--- Start Material for the task ---

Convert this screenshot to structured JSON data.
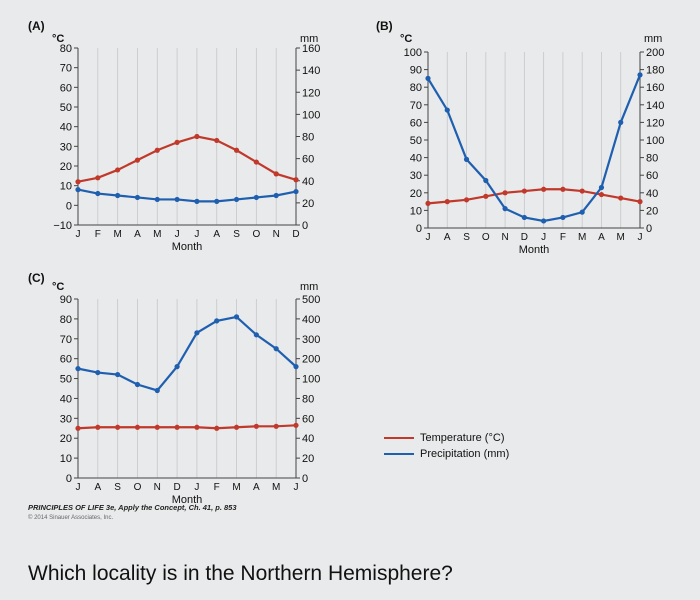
{
  "chart_data": [
    {
      "type": "line",
      "panel_label": "(A)",
      "left_unit": "°C",
      "right_unit": "mm",
      "xlabel": "Month",
      "categories": [
        "J",
        "F",
        "M",
        "A",
        "M",
        "J",
        "J",
        "A",
        "S",
        "O",
        "N",
        "D"
      ],
      "left_ticks": [
        "80",
        "70",
        "60",
        "50",
        "40",
        "30",
        "20",
        "10",
        "0",
        "−10"
      ],
      "right_ticks": [
        "160",
        "140",
        "120",
        "100",
        "80",
        "60",
        "40",
        "20",
        "0"
      ],
      "temperature": [
        12,
        14,
        18,
        23,
        28,
        32,
        35,
        33,
        28,
        22,
        16,
        13
      ],
      "precipitation": [
        8,
        6,
        5,
        4,
        3,
        3,
        2,
        2,
        3,
        4,
        5,
        7
      ]
    },
    {
      "type": "line",
      "panel_label": "(B)",
      "left_unit": "°C",
      "right_unit": "mm",
      "xlabel": "Month",
      "categories": [
        "J",
        "A",
        "S",
        "O",
        "N",
        "D",
        "J",
        "F",
        "M",
        "A",
        "M",
        "J"
      ],
      "left_ticks": [
        "100",
        "90",
        "80",
        "70",
        "60",
        "50",
        "40",
        "30",
        "20",
        "10",
        "0"
      ],
      "right_ticks": [
        "200",
        "180",
        "160",
        "140",
        "120",
        "100",
        "80",
        "60",
        "40",
        "20",
        "0"
      ],
      "temperature": [
        14,
        15,
        16,
        18,
        20,
        21,
        22,
        22,
        21,
        19,
        17,
        15
      ],
      "precipitation": [
        85,
        67,
        39,
        27,
        11,
        6,
        4,
        6,
        9,
        23,
        60,
        87
      ]
    },
    {
      "type": "line",
      "panel_label": "(C)",
      "left_unit": "°C",
      "right_unit": "mm",
      "xlabel": "Month",
      "categories": [
        "J",
        "A",
        "S",
        "O",
        "N",
        "D",
        "J",
        "F",
        "M",
        "A",
        "M",
        "J"
      ],
      "left_ticks": [
        "90",
        "80",
        "70",
        "60",
        "50",
        "40",
        "30",
        "20",
        "10",
        "0"
      ],
      "right_ticks": [
        "500",
        "400",
        "300",
        "200",
        "100",
        "80",
        "60",
        "40",
        "20",
        "0"
      ],
      "temperature": [
        25,
        25.5,
        25.5,
        25.5,
        25.5,
        25.5,
        25.5,
        25,
        25.5,
        26,
        26,
        26.5
      ],
      "precipitation": [
        55,
        53,
        52,
        47,
        44,
        56,
        73,
        79,
        81,
        72,
        65,
        56
      ]
    }
  ],
  "legend": [
    {
      "label": "Temperature (°C)",
      "color": "#c0392b"
    },
    {
      "label": "Precipitation (mm)",
      "color": "#1f5fb0"
    }
  ],
  "colors": {
    "temperature": "#c0392b",
    "precipitation": "#1f5fb0"
  },
  "credit": "PRINCIPLES OF LIFE 3e, Apply the Concept, Ch. 41, p. 853",
  "copyright": "© 2014 Sinauer Associates, Inc.",
  "question": "Which locality is in the Northern Hemisphere?"
}
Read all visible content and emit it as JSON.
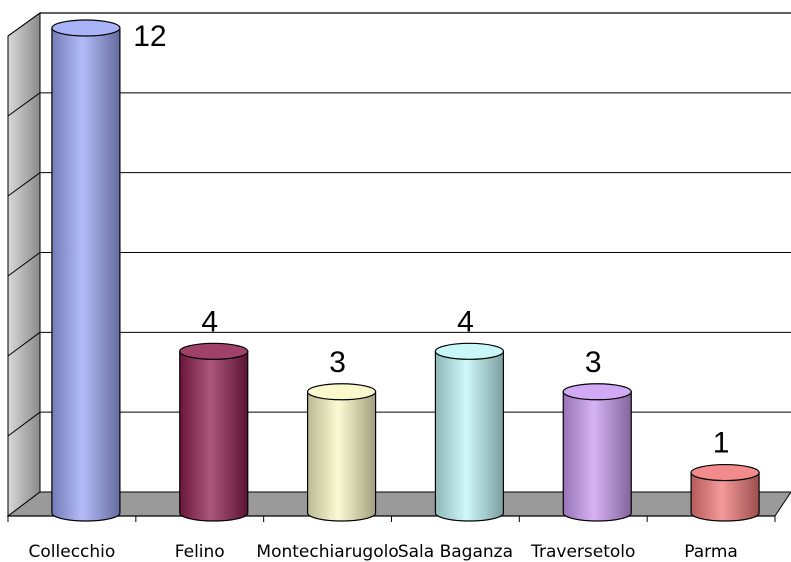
{
  "chart_data": {
    "type": "bar",
    "style": "3d-cylinder",
    "categories": [
      "Collecchio",
      "Felino",
      "Montechiarugolo",
      "Sala Baganza",
      "Traversetolo",
      "Parma"
    ],
    "values": [
      12,
      4,
      3,
      4,
      3,
      1
    ],
    "data_labels": [
      "12",
      "4",
      "3",
      "4",
      "3",
      "1"
    ],
    "colors": [
      "#9aa6f5",
      "#8e1f4f",
      "#f8f8c4",
      "#bff5f7",
      "#c99af2",
      "#f07878"
    ],
    "title": "",
    "xlabel": "",
    "ylabel": "",
    "ylim": [
      0,
      12
    ],
    "grid": true,
    "legend": "none"
  }
}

--- End Material for the task ---

[What is needed]:
Pictures are to be left out; all else in the entries above is to be quoted exactly.

[Final result]:
Convert this screenshot to structured JSON data.
{
  "chart_data": [
    {
      "type": "line",
      "panel_label": "(A)",
      "left_unit": "°C",
      "right_unit": "mm",
      "xlabel": "Month",
      "categories": [
        "J",
        "F",
        "M",
        "A",
        "M",
        "J",
        "J",
        "A",
        "S",
        "O",
        "N",
        "D"
      ],
      "left_ticks": [
        "80",
        "70",
        "60",
        "50",
        "40",
        "30",
        "20",
        "10",
        "0",
        "−10"
      ],
      "right_ticks": [
        "160",
        "140",
        "120",
        "100",
        "80",
        "60",
        "40",
        "20",
        "0"
      ],
      "temperature": [
        12,
        14,
        18,
        23,
        28,
        32,
        35,
        33,
        28,
        22,
        16,
        13
      ],
      "precipitation": [
        8,
        6,
        5,
        4,
        3,
        3,
        2,
        2,
        3,
        4,
        5,
        7
      ]
    },
    {
      "type": "line",
      "panel_label": "(B)",
      "left_unit": "°C",
      "right_unit": "mm",
      "xlabel": "Month",
      "categories": [
        "J",
        "A",
        "S",
        "O",
        "N",
        "D",
        "J",
        "F",
        "M",
        "A",
        "M",
        "J"
      ],
      "left_ticks": [
        "100",
        "90",
        "80",
        "70",
        "60",
        "50",
        "40",
        "30",
        "20",
        "10",
        "0"
      ],
      "right_ticks": [
        "200",
        "180",
        "160",
        "140",
        "120",
        "100",
        "80",
        "60",
        "40",
        "20",
        "0"
      ],
      "temperature": [
        14,
        15,
        16,
        18,
        20,
        21,
        22,
        22,
        21,
        19,
        17,
        15
      ],
      "precipitation": [
        85,
        67,
        39,
        27,
        11,
        6,
        4,
        6,
        9,
        23,
        60,
        87
      ]
    },
    {
      "type": "line",
      "panel_label": "(C)",
      "left_unit": "°C",
      "right_unit": "mm",
      "xlabel": "Month",
      "categories": [
        "J",
        "A",
        "S",
        "O",
        "N",
        "D",
        "J",
        "F",
        "M",
        "A",
        "M",
        "J"
      ],
      "left_ticks": [
        "90",
        "80",
        "70",
        "60",
        "50",
        "40",
        "30",
        "20",
        "10",
        "0"
      ],
      "right_ticks": [
        "500",
        "400",
        "300",
        "200",
        "100",
        "80",
        "60",
        "40",
        "20",
        "0"
      ],
      "temperature": [
        25,
        25.5,
        25.5,
        25.5,
        25.5,
        25.5,
        25.5,
        25,
        25.5,
        26,
        26,
        26.5
      ],
      "precipitation": [
        55,
        53,
        52,
        47,
        44,
        56,
        73,
        79,
        81,
        72,
        65,
        56
      ]
    }
  ],
  "legend": [
    {
      "label": "Temperature (°C)",
      "color": "#c0392b"
    },
    {
      "label": "Precipitation (mm)",
      "color": "#1f5fb0"
    }
  ],
  "colors": {
    "temperature": "#c0392b",
    "precipitation": "#1f5fb0"
  },
  "credit": "PRINCIPLES OF LIFE 3e, Apply the Concept, Ch. 41, p. 853",
  "copyright": "© 2014 Sinauer Associates, Inc.",
  "question": "Which locality is in the Northern Hemisphere?"
}
Read all visible content and emit it as JSON.
{
  "chart_data": {
    "type": "bar",
    "style": "3d-cylinder",
    "categories": [
      "Collecchio",
      "Felino",
      "Montechiarugolo",
      "Sala Baganza",
      "Traversetolo",
      "Parma"
    ],
    "values": [
      12,
      4,
      3,
      4,
      3,
      1
    ],
    "data_labels": [
      "12",
      "4",
      "3",
      "4",
      "3",
      "1"
    ],
    "colors": [
      "#9aa6f5",
      "#8e1f4f",
      "#f8f8c4",
      "#bff5f7",
      "#c99af2",
      "#f07878"
    ],
    "title": "",
    "xlabel": "",
    "ylabel": "",
    "ylim": [
      0,
      12
    ],
    "grid": true,
    "legend": "none"
  }
}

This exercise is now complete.